### Job
Omit all images. Transcribe the rest of the material below exactly.

--- START Data shown ---

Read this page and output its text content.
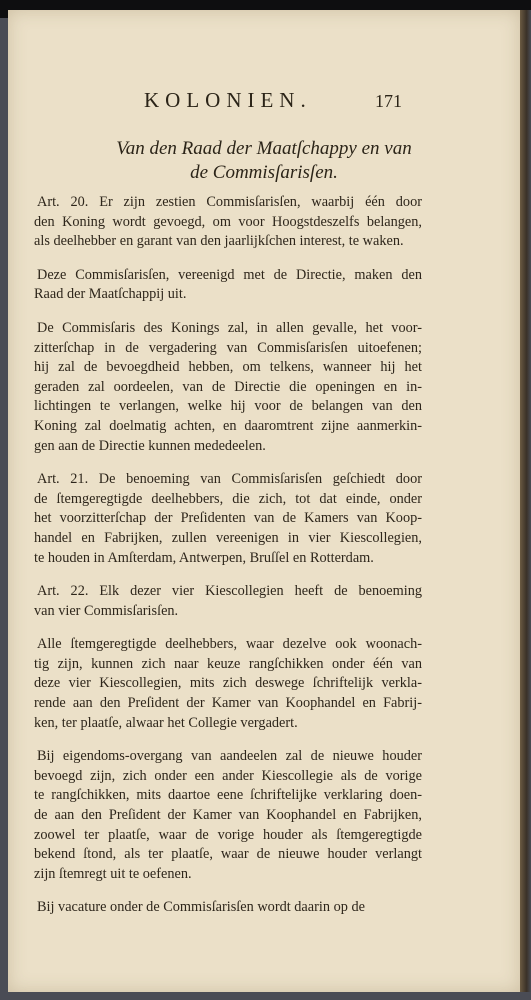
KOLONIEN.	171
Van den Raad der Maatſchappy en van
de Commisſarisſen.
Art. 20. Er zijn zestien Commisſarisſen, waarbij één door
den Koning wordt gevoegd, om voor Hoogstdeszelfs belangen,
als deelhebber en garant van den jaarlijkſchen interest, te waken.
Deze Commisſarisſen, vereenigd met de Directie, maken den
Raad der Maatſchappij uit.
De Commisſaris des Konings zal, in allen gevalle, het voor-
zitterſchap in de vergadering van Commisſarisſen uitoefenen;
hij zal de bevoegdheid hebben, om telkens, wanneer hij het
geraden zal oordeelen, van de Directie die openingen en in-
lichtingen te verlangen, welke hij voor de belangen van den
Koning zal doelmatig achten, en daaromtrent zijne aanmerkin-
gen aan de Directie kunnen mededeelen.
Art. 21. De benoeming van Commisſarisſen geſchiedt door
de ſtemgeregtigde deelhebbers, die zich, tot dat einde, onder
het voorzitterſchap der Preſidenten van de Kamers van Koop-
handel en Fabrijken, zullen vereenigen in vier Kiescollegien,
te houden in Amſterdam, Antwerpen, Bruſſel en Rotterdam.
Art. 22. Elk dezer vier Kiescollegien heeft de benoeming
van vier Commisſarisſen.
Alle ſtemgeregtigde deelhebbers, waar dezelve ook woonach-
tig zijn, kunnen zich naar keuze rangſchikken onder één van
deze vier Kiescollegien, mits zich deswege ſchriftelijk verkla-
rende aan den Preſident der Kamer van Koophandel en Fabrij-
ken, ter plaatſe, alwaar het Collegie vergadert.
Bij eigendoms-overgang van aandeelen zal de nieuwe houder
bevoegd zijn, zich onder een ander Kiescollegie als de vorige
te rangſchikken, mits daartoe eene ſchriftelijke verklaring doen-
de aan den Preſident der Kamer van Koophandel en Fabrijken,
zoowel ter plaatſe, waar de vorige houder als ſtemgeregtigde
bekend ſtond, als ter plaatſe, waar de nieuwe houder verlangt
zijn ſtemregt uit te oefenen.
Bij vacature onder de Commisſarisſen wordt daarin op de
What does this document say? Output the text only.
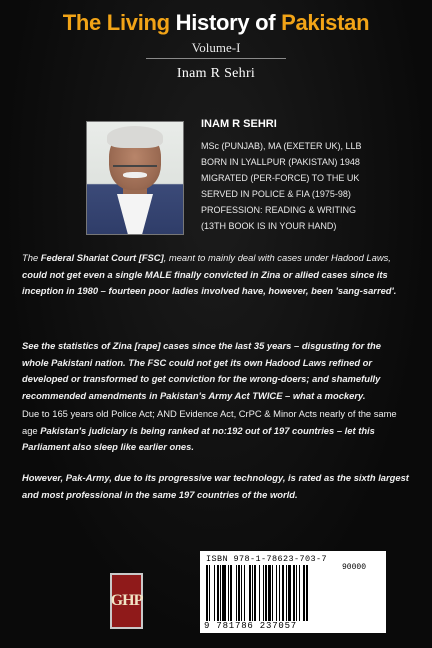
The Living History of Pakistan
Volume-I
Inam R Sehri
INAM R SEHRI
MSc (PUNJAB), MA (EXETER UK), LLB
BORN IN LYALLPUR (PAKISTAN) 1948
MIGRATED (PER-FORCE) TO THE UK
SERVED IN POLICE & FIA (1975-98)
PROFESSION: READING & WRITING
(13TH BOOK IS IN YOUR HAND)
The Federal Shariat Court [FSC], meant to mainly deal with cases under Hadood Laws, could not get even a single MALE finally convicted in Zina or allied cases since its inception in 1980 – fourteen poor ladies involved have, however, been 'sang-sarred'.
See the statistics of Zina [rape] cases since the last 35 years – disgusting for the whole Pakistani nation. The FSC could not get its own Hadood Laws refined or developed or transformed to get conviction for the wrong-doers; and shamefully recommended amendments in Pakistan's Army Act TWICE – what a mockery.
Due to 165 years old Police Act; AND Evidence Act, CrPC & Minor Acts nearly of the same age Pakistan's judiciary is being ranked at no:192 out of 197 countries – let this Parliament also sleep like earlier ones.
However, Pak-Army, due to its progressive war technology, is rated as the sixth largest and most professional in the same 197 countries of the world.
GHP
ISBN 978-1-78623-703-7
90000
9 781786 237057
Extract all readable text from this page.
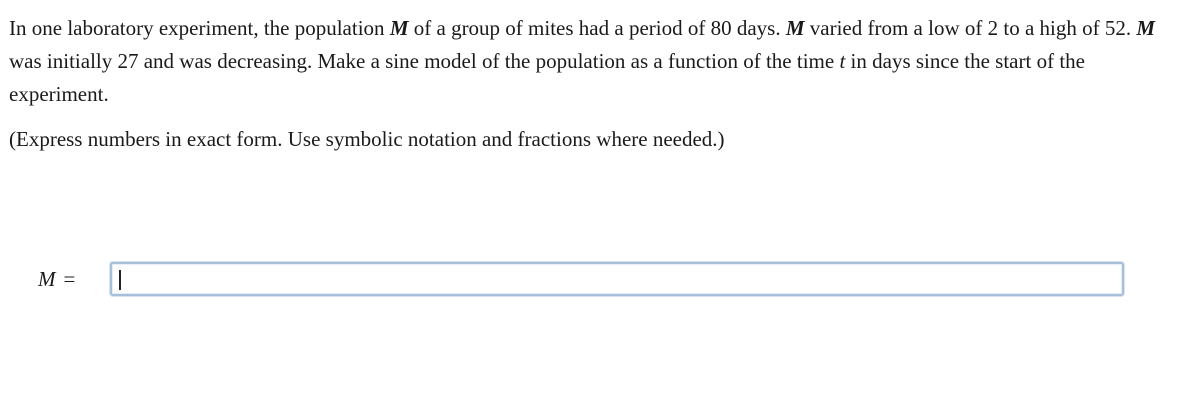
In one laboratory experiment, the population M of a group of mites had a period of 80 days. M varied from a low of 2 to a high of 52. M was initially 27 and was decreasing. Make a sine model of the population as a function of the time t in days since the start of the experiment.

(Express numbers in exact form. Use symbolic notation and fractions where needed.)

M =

--- END Data shown ---

### Exercise response
Read this page and output its text content.
KOLONIEN.	171
Van den Raad der Maatſchappy en van
de Commisſarisſen.
Art. 20. Er zijn zestien Commisſarisſen, waarbij één door
den Koning wordt gevoegd, om voor Hoogstdeszelfs belangen,
als deelhebber en garant van den jaarlijkſchen interest, te waken.
Deze Commisſarisſen, vereenigd met de Directie, maken den
Raad der Maatſchappij uit.
De Commisſaris des Konings zal, in allen gevalle, het voor-
zitterſchap in de vergadering van Commisſarisſen uitoefenen;
hij zal de bevoegdheid hebben, om telkens, wanneer hij het
geraden zal oordeelen, van de Directie die openingen en in-
lichtingen te verlangen, welke hij voor de belangen van den
Koning zal doelmatig achten, en daaromtrent zijne aanmerkin-
gen aan de Directie kunnen mededeelen.
Art. 21. De benoeming van Commisſarisſen geſchiedt door
de ſtemgeregtigde deelhebbers, die zich, tot dat einde, onder
het voorzitterſchap der Preſidenten van de Kamers van Koop-
handel en Fabrijken, zullen vereenigen in vier Kiescollegien,
te houden in Amſterdam, Antwerpen, Bruſſel en Rotterdam.
Art. 22. Elk dezer vier Kiescollegien heeft de benoeming
van vier Commisſarisſen.
Alle ſtemgeregtigde deelhebbers, waar dezelve ook woonach-
tig zijn, kunnen zich naar keuze rangſchikken onder één van
deze vier Kiescollegien, mits zich deswege ſchriftelijk verkla-
rende aan den Preſident der Kamer van Koophandel en Fabrij-
ken, ter plaatſe, alwaar het Collegie vergadert.
Bij eigendoms-overgang van aandeelen zal de nieuwe houder
bevoegd zijn, zich onder een ander Kiescollegie als de vorige
te rangſchikken, mits daartoe eene ſchriftelijke verklaring doen-
de aan den Preſident der Kamer van Koophandel en Fabrijken,
zoowel ter plaatſe, waar de vorige houder als ſtemgeregtigde
bekend ſtond, als ter plaatſe, waar de nieuwe houder verlangt
zijn ſtemregt uit te oefenen.
Bij vacature onder de Commisſarisſen wordt daarin op de
What does this document say? Output the text only.
The Living History of Pakistan
Volume-I
Inam R Sehri
INAM R SEHRI
MSc (PUNJAB), MA (EXETER UK), LLB
BORN IN LYALLPUR (PAKISTAN) 1948
MIGRATED (PER-FORCE) TO THE UK
SERVED IN POLICE & FIA (1975-98)
PROFESSION: READING & WRITING
(13TH BOOK IS IN YOUR HAND)
The Federal Shariat Court [FSC], meant to mainly deal with cases under Hadood Laws, could not get even a single MALE finally convicted in Zina or allied cases since its inception in 1980 – fourteen poor ladies involved have, however, been 'sang-sarred'.
See the statistics of Zina [rape] cases since the last 35 years – disgusting for the whole Pakistani nation. The FSC could not get its own Hadood Laws refined or developed or transformed to get conviction for the wrong-doers; and shamefully recommended amendments in Pakistan's Army Act TWICE – what a mockery.
Due to 165 years old Police Act; AND Evidence Act, CrPC & Minor Acts nearly of the same age Pakistan's judiciary is being ranked at no:192 out of 197 countries – let this Parliament also sleep like earlier ones.
However, Pak-Army, due to its progressive war technology, is rated as the sixth largest and most professional in the same 197 countries of the world.
GHP
ISBN 978-1-78623-703-7
90000
9 781786 237057
Extract all readable text from this page.
In one laboratory experiment, the population M of a group of mites had a period of 80 days. M varied from a low of 2 to a high of 52. M was initially 27 and was decreasing. Make a sine model of the population as a function of the time t in days since the start of the experiment.

(Express numbers in exact form. Use symbolic notation and fractions where needed.)

M =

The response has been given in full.